(Data entries)
— begin —

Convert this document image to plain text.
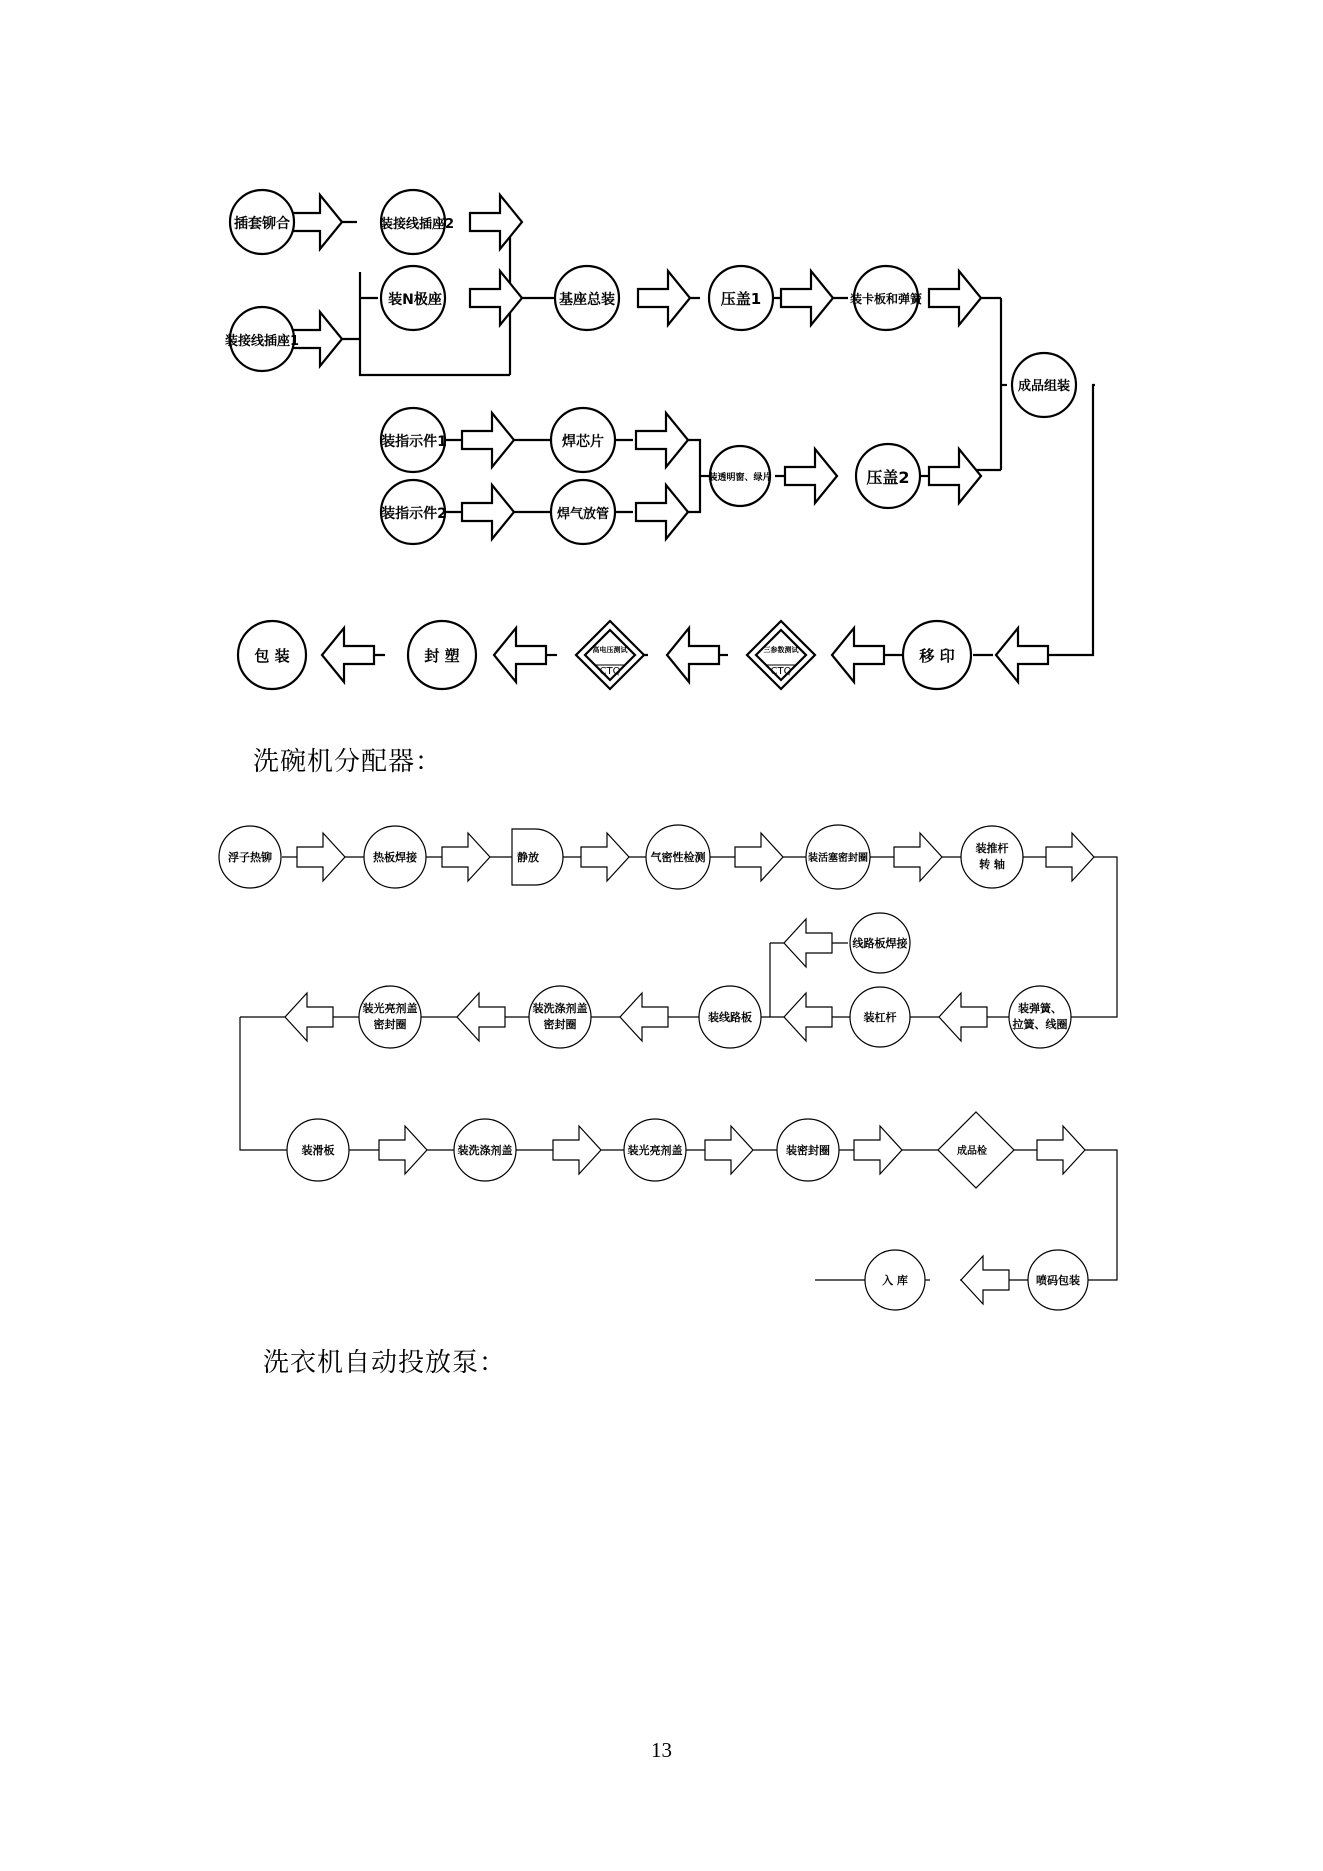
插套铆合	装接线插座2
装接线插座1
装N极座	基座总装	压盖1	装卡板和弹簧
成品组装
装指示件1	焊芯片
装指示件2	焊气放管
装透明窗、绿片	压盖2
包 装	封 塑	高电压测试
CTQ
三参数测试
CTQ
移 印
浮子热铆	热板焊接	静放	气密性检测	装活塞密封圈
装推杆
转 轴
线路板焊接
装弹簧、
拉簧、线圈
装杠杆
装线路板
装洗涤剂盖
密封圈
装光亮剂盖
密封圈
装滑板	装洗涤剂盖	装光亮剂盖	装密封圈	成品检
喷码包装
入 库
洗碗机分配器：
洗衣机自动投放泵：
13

— end —

→ TASK DESCRIPTION: Every record above should come back exactly, but without its pictures.

→ COMPLETE OUTPUT:
Convert this document image to plain text.
插套铆合	装接线插座2
装接线插座1
装N极座	基座总装	压盖1	装卡板和弹簧
成品组装
装指示件1	焊芯片
装指示件2	焊气放管
装透明窗、绿片	压盖2
包 装	封 塑	高电压测试
CTQ
三参数测试
CTQ
移 印
浮子热铆	热板焊接	静放	气密性检测	装活塞密封圈
装推杆
转 轴
线路板焊接
装弹簧、
拉簧、线圈
装杠杆
装线路板
装洗涤剂盖
密封圈
装光亮剂盖
密封圈
装滑板	装洗涤剂盖	装光亮剂盖	装密封圈	成品检
喷码包装
入 库
洗碗机分配器：
洗衣机自动投放泵：
13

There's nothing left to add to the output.